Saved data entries

⁂

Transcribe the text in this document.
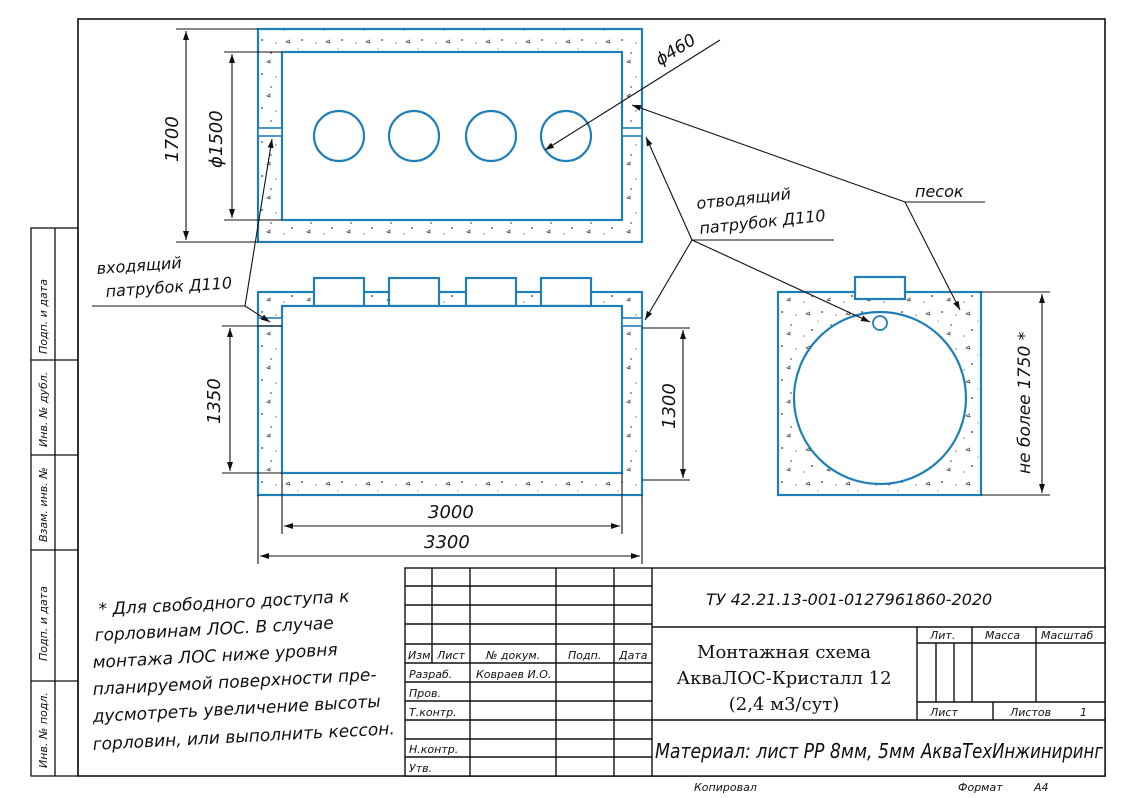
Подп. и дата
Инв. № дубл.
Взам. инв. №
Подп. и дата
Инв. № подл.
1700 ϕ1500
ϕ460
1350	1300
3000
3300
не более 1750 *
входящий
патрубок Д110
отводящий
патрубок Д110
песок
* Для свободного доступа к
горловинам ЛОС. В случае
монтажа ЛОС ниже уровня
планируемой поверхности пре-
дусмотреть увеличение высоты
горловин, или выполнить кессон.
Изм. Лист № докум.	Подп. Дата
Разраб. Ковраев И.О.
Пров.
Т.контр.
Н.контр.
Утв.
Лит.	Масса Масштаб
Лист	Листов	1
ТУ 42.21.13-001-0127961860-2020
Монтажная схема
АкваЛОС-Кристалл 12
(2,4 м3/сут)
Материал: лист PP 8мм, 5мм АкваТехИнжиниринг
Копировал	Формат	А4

⁂

TASK PROMPT ::
Output a faithful copy of the data, with each picture left out.

RESPONSE TO THE EXERCISE ::
Transcribe the text in this document.
Подп. и дата
Инв. № дубл.
Взам. инв. №
Подп. и дата
Инв. № подл.
1700 ϕ1500
ϕ460
1350	1300
3000
3300
не более 1750 *
входящий
патрубок Д110
отводящий
патрубок Д110
песок
* Для свободного доступа к
горловинам ЛОС. В случае
монтажа ЛОС ниже уровня
планируемой поверхности пре-
дусмотреть увеличение высоты
горловин, или выполнить кессон.
Изм. Лист № докум.	Подп. Дата
Разраб. Ковраев И.О.
Пров.
Т.контр.
Н.контр.
Утв.
Лит.	Масса Масштаб
Лист	Листов	1
ТУ 42.21.13-001-0127961860-2020
Монтажная схема
АкваЛОС-Кристалл 12
(2,4 м3/сут)
Материал: лист PP 8мм, 5мм АкваТехИнжиниринг
Копировал	Формат	А4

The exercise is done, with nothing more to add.